> **Saved data entries**
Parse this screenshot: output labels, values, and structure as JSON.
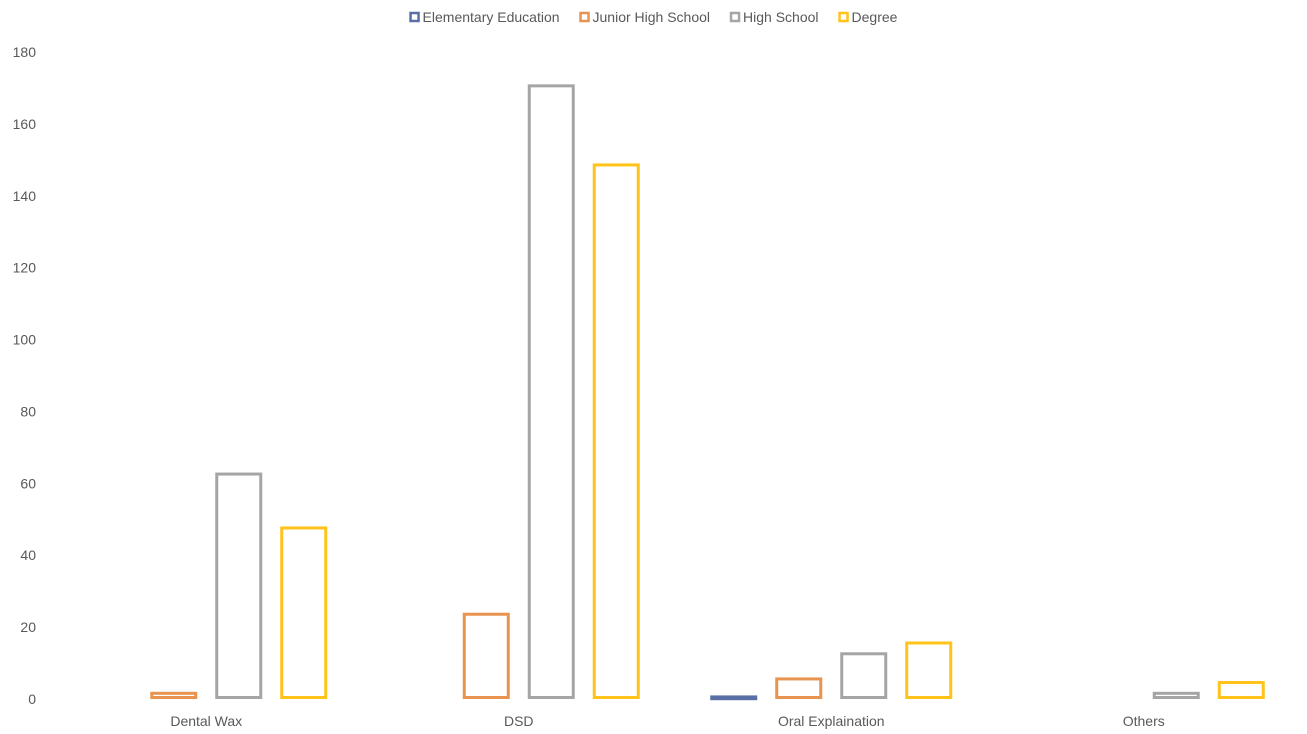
{
  "chart_data": {
    "type": "bar",
    "title": "",
    "xlabel": "",
    "ylabel": "",
    "ylim": [
      0,
      180
    ],
    "yticks": [
      0,
      20,
      40,
      60,
      80,
      100,
      120,
      140,
      160,
      180
    ],
    "grid": false,
    "legend_position": "top",
    "categories": [
      "Dental Wax",
      "DSD",
      "Oral Explaination",
      "Others"
    ],
    "series": [
      {
        "name": "Elementary Education",
        "color": "#5a6fa6",
        "values": [
          0,
          0,
          1,
          0
        ]
      },
      {
        "name": "Junior High School",
        "color": "#e8944f",
        "values": [
          2,
          24,
          6,
          0
        ]
      },
      {
        "name": "High School",
        "color": "#a5a5a5",
        "values": [
          63,
          171,
          13,
          2
        ]
      },
      {
        "name": "Degree",
        "color": "#ffc31a",
        "values": [
          48,
          149,
          16,
          5
        ]
      }
    ]
  }
}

> **TASK PROMPT**
Choose all lines containing the string "color" and copy them out.

> **EXPECTED OUTPUT**
        "color": "#5a6fa6",
        "color": "#e8944f",
        "color": "#a5a5a5",
        "color": "#ffc31a",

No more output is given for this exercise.